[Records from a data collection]
• • • • • • •

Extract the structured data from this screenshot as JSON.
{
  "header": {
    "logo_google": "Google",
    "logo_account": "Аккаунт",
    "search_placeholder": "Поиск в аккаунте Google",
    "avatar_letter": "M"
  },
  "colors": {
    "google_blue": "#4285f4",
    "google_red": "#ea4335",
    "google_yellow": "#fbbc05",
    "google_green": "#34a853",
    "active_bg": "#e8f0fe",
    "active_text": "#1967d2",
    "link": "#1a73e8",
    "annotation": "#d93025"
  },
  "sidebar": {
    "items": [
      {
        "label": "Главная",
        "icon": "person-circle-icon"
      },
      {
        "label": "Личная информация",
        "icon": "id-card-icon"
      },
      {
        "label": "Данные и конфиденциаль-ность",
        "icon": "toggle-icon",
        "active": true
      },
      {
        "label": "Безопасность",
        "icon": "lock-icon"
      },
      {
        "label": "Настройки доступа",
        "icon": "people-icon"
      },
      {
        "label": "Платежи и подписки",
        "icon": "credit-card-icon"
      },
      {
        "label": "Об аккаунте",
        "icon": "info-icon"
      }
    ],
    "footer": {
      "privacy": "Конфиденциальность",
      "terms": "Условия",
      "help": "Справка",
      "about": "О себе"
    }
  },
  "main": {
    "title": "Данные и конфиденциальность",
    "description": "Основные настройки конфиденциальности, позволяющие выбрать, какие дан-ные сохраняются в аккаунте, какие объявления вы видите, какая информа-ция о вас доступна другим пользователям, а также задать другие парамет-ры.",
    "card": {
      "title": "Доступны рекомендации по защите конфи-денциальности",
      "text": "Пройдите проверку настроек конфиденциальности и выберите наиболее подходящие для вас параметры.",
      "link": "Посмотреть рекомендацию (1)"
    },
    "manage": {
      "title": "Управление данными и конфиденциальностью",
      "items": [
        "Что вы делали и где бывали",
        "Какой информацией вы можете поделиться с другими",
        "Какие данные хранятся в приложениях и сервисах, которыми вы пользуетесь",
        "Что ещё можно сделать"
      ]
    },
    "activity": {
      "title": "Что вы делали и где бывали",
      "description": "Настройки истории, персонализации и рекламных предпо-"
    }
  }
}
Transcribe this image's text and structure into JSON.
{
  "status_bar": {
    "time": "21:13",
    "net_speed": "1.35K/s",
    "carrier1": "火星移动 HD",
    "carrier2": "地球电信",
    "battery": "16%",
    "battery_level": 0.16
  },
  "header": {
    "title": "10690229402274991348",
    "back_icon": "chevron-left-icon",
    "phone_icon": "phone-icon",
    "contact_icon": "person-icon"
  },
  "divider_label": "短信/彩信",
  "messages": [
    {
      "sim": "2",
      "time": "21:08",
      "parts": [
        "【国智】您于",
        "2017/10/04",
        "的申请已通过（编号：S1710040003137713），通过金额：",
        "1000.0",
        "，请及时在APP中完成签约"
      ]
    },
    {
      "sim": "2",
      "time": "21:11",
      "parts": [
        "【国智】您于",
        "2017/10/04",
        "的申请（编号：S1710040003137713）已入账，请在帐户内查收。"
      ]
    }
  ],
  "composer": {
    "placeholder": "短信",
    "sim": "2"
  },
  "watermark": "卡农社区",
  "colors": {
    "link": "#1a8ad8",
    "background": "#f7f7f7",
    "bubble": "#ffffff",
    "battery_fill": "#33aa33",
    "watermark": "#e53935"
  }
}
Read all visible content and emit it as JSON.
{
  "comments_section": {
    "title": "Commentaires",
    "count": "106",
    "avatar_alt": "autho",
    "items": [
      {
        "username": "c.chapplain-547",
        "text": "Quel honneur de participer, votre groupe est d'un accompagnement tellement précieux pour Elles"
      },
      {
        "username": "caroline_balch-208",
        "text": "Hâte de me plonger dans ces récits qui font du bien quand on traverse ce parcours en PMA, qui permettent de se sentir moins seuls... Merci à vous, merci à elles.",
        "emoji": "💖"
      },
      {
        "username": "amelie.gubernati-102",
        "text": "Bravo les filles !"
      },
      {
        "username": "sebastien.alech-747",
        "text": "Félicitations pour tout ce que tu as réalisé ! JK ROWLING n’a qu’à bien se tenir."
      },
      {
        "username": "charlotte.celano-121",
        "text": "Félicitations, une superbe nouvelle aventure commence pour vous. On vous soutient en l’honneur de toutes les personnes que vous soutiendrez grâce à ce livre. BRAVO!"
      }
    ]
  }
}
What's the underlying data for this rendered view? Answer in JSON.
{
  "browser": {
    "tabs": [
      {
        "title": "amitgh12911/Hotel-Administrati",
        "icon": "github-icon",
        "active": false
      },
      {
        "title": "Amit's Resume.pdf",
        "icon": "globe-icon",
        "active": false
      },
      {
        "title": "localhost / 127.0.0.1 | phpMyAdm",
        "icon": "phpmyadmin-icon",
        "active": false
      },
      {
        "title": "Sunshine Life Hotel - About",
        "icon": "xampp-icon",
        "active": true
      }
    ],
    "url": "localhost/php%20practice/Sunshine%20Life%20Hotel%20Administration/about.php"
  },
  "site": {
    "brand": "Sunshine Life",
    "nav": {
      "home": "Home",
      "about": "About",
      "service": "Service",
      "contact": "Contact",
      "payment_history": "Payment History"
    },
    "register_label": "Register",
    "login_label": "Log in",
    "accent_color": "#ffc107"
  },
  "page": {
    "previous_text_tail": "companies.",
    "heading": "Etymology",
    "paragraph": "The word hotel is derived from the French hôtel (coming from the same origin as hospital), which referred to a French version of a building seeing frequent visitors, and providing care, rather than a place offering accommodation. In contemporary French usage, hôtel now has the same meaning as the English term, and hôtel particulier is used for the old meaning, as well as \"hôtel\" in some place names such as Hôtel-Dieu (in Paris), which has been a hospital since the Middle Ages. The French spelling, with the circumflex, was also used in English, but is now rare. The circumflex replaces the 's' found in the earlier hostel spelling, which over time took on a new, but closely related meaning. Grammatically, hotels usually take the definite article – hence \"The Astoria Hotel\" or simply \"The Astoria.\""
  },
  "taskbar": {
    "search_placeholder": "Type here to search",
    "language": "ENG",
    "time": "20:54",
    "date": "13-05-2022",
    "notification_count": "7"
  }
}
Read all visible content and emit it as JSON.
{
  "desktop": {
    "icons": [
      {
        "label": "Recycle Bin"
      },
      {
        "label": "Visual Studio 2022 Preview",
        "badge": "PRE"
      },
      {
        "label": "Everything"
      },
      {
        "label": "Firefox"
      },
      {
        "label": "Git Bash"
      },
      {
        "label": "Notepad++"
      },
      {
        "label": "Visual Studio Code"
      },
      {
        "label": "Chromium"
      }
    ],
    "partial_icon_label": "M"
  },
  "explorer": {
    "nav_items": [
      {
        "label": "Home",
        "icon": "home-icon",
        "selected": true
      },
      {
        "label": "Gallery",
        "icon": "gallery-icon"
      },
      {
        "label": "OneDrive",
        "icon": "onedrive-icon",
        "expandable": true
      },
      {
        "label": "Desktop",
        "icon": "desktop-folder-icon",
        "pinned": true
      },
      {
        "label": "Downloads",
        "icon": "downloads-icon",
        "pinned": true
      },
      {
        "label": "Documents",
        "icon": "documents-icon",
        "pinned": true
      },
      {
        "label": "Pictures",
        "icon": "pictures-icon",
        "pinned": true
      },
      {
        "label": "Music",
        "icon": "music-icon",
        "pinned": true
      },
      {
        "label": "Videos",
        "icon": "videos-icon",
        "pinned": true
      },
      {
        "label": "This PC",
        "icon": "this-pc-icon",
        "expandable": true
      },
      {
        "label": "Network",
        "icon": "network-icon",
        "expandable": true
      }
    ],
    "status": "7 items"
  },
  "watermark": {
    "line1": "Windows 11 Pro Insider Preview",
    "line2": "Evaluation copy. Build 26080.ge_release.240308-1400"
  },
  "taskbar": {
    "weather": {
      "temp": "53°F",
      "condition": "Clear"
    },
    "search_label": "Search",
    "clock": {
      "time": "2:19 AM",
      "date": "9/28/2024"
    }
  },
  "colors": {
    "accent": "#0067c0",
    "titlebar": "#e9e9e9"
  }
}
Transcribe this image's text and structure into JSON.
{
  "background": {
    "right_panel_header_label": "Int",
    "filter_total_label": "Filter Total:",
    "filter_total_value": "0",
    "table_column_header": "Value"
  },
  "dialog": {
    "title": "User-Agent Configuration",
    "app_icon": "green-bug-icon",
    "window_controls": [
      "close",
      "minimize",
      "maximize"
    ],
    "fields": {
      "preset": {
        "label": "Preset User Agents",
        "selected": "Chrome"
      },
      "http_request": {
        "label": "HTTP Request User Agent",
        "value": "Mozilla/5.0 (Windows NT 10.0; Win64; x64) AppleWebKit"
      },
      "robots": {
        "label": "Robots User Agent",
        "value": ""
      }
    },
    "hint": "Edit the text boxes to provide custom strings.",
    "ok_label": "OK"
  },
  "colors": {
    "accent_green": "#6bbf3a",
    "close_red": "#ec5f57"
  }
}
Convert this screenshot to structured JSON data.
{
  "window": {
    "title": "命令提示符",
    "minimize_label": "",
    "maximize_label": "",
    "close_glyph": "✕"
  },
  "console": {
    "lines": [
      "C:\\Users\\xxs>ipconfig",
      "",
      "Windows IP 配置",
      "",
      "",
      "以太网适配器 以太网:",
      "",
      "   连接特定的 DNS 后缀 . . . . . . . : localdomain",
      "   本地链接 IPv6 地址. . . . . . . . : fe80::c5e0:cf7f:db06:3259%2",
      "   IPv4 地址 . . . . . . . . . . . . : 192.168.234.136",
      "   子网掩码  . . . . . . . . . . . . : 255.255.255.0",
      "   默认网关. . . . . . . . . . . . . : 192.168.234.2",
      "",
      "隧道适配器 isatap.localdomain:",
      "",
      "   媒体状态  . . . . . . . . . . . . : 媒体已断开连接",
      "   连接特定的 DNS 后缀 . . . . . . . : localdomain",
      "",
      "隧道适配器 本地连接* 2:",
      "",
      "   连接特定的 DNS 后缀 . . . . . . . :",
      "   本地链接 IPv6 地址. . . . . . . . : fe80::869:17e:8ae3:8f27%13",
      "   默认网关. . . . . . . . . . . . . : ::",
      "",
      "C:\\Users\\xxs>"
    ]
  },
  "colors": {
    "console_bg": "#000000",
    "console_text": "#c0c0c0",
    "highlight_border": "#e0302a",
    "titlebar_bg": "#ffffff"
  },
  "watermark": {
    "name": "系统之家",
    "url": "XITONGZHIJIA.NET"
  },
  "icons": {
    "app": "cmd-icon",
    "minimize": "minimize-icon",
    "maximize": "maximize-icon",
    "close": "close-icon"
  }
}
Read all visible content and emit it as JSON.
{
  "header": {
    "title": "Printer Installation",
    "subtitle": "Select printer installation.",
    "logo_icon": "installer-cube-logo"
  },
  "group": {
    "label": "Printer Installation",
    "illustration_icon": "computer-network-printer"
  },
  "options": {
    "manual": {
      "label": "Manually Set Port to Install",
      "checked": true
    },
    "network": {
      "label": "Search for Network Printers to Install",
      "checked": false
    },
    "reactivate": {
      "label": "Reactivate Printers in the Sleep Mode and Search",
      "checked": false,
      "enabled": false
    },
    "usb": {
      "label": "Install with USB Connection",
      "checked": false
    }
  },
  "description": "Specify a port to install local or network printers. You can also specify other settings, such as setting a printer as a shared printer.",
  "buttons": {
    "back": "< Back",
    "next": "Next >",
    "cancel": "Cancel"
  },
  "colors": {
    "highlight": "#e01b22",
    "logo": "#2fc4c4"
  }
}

• • • • • • •

WHAT IS NEEDED:
Filter the records above and return every line that holds the word "аккаунте".

COMPLETE OUTPUT:
    "search_placeholder": "Поиск в аккаунте Google",
        "label": "Об аккаунте",
    "description": "Основные настройки конфиденциальности, позволяющие выбрать, какие дан-ные сохраняются в аккаунте, какие объявления вы видите, какая информа-ция о вас доступна другим пользователям, а также задать другие парамет-ры.",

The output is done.